§ **PROMPT**
Copy each line exactly.

§ **DATASET RECORDS**
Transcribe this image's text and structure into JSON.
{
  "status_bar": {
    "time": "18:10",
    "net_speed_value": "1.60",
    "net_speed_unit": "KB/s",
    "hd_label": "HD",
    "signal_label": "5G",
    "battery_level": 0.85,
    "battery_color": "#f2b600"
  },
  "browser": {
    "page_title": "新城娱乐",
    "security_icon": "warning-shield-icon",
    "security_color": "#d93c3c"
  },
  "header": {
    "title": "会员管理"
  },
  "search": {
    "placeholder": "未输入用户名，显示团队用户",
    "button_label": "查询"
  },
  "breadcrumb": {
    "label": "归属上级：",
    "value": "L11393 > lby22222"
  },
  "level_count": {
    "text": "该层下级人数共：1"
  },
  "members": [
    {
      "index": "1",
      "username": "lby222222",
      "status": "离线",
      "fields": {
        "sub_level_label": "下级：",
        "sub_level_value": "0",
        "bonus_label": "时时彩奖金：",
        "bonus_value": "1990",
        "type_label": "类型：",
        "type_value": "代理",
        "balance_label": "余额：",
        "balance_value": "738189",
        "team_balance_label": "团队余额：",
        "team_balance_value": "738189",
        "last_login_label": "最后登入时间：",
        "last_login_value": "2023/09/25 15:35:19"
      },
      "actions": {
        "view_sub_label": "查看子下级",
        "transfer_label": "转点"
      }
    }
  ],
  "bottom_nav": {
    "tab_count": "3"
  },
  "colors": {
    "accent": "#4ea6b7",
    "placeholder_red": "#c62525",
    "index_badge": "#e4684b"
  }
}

§ **ANSWER FOR THE TASK**
Transcribe this image's text and structure into JSON.
{
  "status_bar": {
    "time": "18:10",
    "net_speed_value": "1.60",
    "net_speed_unit": "KB/s",
    "hd_label": "HD",
    "signal_label": "5G",
    "battery_level": 0.85,
    "battery_color": "#f2b600"
  },
  "browser": {
    "page_title": "新城娱乐",
    "security_icon": "warning-shield-icon",
    "security_color": "#d93c3c"
  },
  "header": {
    "title": "会员管理"
  },
  "search": {
    "placeholder": "未输入用户名，显示团队用户",
    "button_label": "查询"
  },
  "breadcrumb": {
    "label": "归属上级：",
    "value": "L11393 > lby22222"
  },
  "level_count": {
    "text": "该层下级人数共：1"
  },
  "members": [
    {
      "index": "1",
      "username": "lby222222",
      "status": "离线",
      "fields": {
        "sub_level_label": "下级：",
        "sub_level_value": "0",
        "bonus_label": "时时彩奖金：",
        "bonus_value": "1990",
        "type_label": "类型：",
        "type_value": "代理",
        "balance_label": "余额：",
        "balance_value": "738189",
        "team_balance_label": "团队余额：",
        "team_balance_value": "738189",
        "last_login_label": "最后登入时间：",
        "last_login_value": "2023/09/25 15:35:19"
      },
      "actions": {
        "view_sub_label": "查看子下级",
        "transfer_label": "转点"
      }
    }
  ],
  "bottom_nav": {
    "tab_count": "3"
  },
  "colors": {
    "accent": "#4ea6b7",
    "placeholder_red": "#c62525",
    "index_badge": "#e4684b"
  }
}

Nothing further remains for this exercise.